◆ Stored dataset items
★ ★ ★

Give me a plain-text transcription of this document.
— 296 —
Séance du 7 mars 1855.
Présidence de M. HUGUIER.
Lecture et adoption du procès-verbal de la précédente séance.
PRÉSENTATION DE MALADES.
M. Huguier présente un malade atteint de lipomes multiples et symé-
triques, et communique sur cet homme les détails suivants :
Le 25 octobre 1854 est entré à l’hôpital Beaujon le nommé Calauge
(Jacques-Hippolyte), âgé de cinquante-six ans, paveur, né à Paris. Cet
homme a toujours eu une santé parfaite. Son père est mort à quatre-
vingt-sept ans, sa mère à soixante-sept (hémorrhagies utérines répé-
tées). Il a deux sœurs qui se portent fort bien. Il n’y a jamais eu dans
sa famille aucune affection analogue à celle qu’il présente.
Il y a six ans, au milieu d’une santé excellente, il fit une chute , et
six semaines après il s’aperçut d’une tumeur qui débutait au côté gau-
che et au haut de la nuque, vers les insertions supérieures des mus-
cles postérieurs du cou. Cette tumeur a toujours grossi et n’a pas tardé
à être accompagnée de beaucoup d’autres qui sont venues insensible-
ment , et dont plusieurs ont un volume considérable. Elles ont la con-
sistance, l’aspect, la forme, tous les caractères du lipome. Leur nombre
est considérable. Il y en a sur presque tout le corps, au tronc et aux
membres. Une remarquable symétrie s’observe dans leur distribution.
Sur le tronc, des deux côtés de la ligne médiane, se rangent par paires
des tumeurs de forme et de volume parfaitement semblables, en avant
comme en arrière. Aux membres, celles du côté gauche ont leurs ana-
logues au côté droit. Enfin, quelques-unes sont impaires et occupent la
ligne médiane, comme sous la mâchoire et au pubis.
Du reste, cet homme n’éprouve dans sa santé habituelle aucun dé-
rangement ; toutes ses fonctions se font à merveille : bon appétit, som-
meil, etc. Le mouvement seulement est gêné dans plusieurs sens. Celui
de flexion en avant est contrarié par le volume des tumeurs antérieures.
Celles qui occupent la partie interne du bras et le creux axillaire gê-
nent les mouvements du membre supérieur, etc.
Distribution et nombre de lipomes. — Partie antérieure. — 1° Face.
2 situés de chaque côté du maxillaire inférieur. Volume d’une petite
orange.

★ ★ ★

◆ OBJECTIVE
How many of the listing's lines contain "membres"? Respond with a single number and nothing else.

◆ EXERCISE RESPONSE
2